Directions for this task: Exactly repeat the material, dropping every picture from the copy.

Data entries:
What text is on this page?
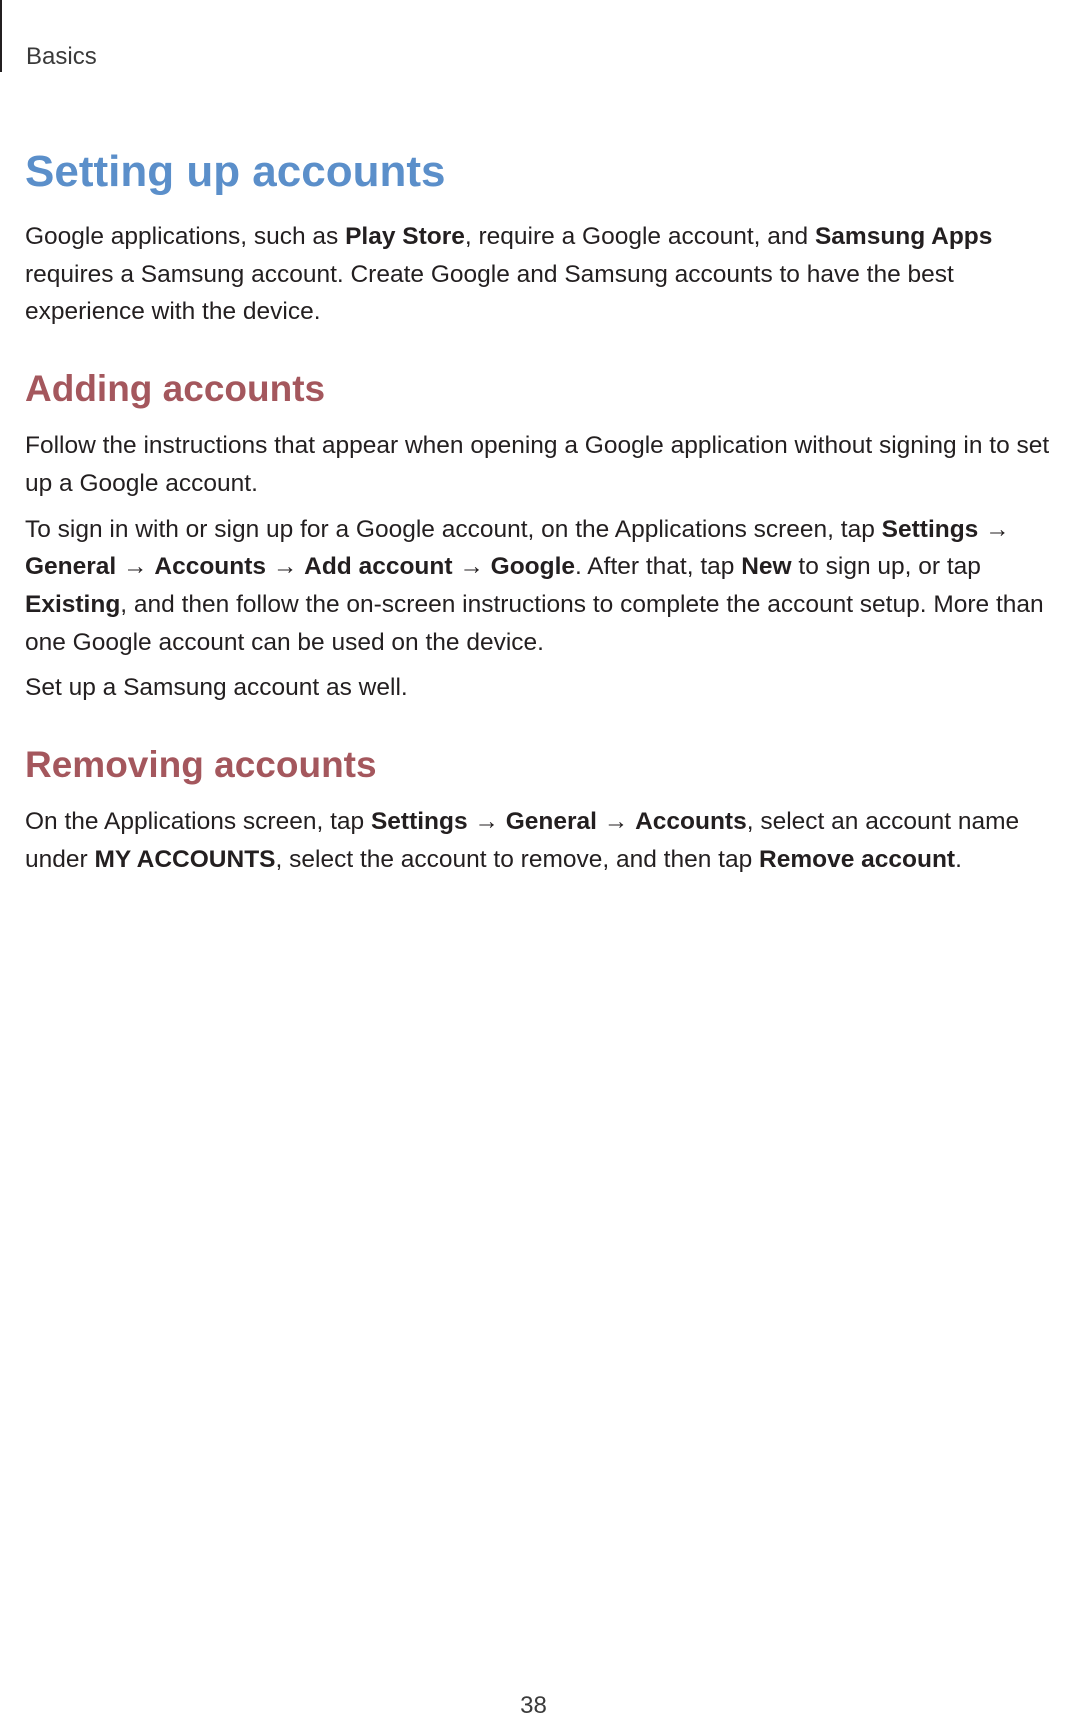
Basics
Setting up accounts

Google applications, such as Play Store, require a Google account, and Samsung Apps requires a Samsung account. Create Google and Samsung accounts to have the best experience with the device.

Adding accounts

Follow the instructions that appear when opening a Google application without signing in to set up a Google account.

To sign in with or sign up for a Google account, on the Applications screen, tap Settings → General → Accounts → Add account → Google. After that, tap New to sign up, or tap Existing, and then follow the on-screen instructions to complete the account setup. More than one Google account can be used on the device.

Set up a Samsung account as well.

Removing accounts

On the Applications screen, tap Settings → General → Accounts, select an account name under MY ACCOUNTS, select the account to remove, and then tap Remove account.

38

Expected output:
What text is on this page?
Basics
Setting up accounts

Google applications, such as Play Store, require a Google account, and Samsung Apps requires a Samsung account. Create Google and Samsung accounts to have the best experience with the device.

Adding accounts

Follow the instructions that appear when opening a Google application without signing in to set up a Google account.

To sign in with or sign up for a Google account, on the Applications screen, tap Settings → General → Accounts → Add account → Google. After that, tap New to sign up, or tap Existing, and then follow the on-screen instructions to complete the account setup. More than one Google account can be used on the device.

Set up a Samsung account as well.

Removing accounts

On the Applications screen, tap Settings → General → Accounts, select an account name under MY ACCOUNTS, select the account to remove, and then tap Remove account.

38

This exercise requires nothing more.